:: INSTRUCTIONS TO FOLLOW ::
Restate all of the data exactly.

:: DATA RECORDS ::
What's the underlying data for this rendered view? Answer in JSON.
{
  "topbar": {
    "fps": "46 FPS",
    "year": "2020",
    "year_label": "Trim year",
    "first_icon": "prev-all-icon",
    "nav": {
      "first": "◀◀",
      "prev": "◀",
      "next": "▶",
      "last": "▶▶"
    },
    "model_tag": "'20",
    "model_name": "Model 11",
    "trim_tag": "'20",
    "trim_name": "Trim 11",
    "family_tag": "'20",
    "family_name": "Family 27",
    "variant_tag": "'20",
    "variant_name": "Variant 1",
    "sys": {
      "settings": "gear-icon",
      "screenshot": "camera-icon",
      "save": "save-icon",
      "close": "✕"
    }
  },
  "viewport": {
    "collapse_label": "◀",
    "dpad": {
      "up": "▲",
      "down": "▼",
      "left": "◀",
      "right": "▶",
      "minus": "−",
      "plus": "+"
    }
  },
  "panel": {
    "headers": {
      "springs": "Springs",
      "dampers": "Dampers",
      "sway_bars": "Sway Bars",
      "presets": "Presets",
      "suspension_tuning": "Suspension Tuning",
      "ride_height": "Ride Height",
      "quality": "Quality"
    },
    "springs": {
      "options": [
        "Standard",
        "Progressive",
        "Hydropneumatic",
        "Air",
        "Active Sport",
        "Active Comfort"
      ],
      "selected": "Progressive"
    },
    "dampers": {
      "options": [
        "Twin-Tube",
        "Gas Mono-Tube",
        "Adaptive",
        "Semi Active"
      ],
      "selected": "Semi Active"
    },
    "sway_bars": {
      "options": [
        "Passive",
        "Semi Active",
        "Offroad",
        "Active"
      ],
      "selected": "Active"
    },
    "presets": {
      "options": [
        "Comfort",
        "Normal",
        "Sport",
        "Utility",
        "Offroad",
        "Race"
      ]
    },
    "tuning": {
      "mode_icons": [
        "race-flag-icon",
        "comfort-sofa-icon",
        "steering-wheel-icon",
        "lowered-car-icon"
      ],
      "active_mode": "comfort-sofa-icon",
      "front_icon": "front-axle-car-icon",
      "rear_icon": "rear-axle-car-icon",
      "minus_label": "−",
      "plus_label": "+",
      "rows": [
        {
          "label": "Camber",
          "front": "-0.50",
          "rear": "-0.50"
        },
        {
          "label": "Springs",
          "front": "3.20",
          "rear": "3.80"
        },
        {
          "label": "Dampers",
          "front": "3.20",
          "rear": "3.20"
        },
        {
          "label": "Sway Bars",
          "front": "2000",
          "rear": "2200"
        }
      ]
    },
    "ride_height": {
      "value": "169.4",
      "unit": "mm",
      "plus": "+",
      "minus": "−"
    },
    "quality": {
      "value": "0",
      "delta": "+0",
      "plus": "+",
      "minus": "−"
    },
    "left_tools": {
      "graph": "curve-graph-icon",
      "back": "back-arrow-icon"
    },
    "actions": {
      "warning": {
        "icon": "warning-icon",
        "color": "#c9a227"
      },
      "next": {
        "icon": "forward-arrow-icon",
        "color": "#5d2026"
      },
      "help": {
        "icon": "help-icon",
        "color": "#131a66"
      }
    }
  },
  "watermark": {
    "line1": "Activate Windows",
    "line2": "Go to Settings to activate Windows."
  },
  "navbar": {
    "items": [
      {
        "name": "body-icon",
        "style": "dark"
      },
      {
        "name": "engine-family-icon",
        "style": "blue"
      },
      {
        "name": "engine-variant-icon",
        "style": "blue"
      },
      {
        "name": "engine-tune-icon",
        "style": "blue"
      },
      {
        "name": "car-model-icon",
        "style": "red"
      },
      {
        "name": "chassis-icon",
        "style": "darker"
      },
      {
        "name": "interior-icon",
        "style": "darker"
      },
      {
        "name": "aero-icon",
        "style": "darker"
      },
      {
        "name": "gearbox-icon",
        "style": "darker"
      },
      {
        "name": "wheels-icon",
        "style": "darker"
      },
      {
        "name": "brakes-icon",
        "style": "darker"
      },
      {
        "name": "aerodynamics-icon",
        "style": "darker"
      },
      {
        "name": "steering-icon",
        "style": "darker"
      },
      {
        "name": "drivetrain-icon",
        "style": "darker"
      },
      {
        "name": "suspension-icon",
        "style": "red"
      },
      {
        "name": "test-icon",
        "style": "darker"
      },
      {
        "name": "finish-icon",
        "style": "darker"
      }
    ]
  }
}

:: TASK RESULT ::
What's the underlying data for this rendered view? Answer in JSON.
{
  "topbar": {
    "fps": "46 FPS",
    "year": "2020",
    "year_label": "Trim year",
    "first_icon": "prev-all-icon",
    "nav": {
      "first": "◀◀",
      "prev": "◀",
      "next": "▶",
      "last": "▶▶"
    },
    "model_tag": "'20",
    "model_name": "Model 11",
    "trim_tag": "'20",
    "trim_name": "Trim 11",
    "family_tag": "'20",
    "family_name": "Family 27",
    "variant_tag": "'20",
    "variant_name": "Variant 1",
    "sys": {
      "settings": "gear-icon",
      "screenshot": "camera-icon",
      "save": "save-icon",
      "close": "✕"
    }
  },
  "viewport": {
    "collapse_label": "◀",
    "dpad": {
      "up": "▲",
      "down": "▼",
      "left": "◀",
      "right": "▶",
      "minus": "−",
      "plus": "+"
    }
  },
  "panel": {
    "headers": {
      "springs": "Springs",
      "dampers": "Dampers",
      "sway_bars": "Sway Bars",
      "presets": "Presets",
      "suspension_tuning": "Suspension Tuning",
      "ride_height": "Ride Height",
      "quality": "Quality"
    },
    "springs": {
      "options": [
        "Standard",
        "Progressive",
        "Hydropneumatic",
        "Air",
        "Active Sport",
        "Active Comfort"
      ],
      "selected": "Progressive"
    },
    "dampers": {
      "options": [
        "Twin-Tube",
        "Gas Mono-Tube",
        "Adaptive",
        "Semi Active"
      ],
      "selected": "Semi Active"
    },
    "sway_bars": {
      "options": [
        "Passive",
        "Semi Active",
        "Offroad",
        "Active"
      ],
      "selected": "Active"
    },
    "presets": {
      "options": [
        "Comfort",
        "Normal",
        "Sport",
        "Utility",
        "Offroad",
        "Race"
      ]
    },
    "tuning": {
      "mode_icons": [
        "race-flag-icon",
        "comfort-sofa-icon",
        "steering-wheel-icon",
        "lowered-car-icon"
      ],
      "active_mode": "comfort-sofa-icon",
      "front_icon": "front-axle-car-icon",
      "rear_icon": "rear-axle-car-icon",
      "minus_label": "−",
      "plus_label": "+",
      "rows": [
        {
          "label": "Camber",
          "front": "-0.50",
          "rear": "-0.50"
        },
        {
          "label": "Springs",
          "front": "3.20",
          "rear": "3.80"
        },
        {
          "label": "Dampers",
          "front": "3.20",
          "rear": "3.20"
        },
        {
          "label": "Sway Bars",
          "front": "2000",
          "rear": "2200"
        }
      ]
    },
    "ride_height": {
      "value": "169.4",
      "unit": "mm",
      "plus": "+",
      "minus": "−"
    },
    "quality": {
      "value": "0",
      "delta": "+0",
      "plus": "+",
      "minus": "−"
    },
    "left_tools": {
      "graph": "curve-graph-icon",
      "back": "back-arrow-icon"
    },
    "actions": {
      "warning": {
        "icon": "warning-icon",
        "color": "#c9a227"
      },
      "next": {
        "icon": "forward-arrow-icon",
        "color": "#5d2026"
      },
      "help": {
        "icon": "help-icon",
        "color": "#131a66"
      }
    }
  },
  "watermark": {
    "line1": "Activate Windows",
    "line2": "Go to Settings to activate Windows."
  },
  "navbar": {
    "items": [
      {
        "name": "body-icon",
        "style": "dark"
      },
      {
        "name": "engine-family-icon",
        "style": "blue"
      },
      {
        "name": "engine-variant-icon",
        "style": "blue"
      },
      {
        "name": "engine-tune-icon",
        "style": "blue"
      },
      {
        "name": "car-model-icon",
        "style": "red"
      },
      {
        "name": "chassis-icon",
        "style": "darker"
      },
      {
        "name": "interior-icon",
        "style": "darker"
      },
      {
        "name": "aero-icon",
        "style": "darker"
      },
      {
        "name": "gearbox-icon",
        "style": "darker"
      },
      {
        "name": "wheels-icon",
        "style": "darker"
      },
      {
        "name": "brakes-icon",
        "style": "darker"
      },
      {
        "name": "aerodynamics-icon",
        "style": "darker"
      },
      {
        "name": "steering-icon",
        "style": "darker"
      },
      {
        "name": "drivetrain-icon",
        "style": "darker"
      },
      {
        "name": "suspension-icon",
        "style": "red"
      },
      {
        "name": "test-icon",
        "style": "darker"
      },
      {
        "name": "finish-icon",
        "style": "darker"
      }
    ]
  }
}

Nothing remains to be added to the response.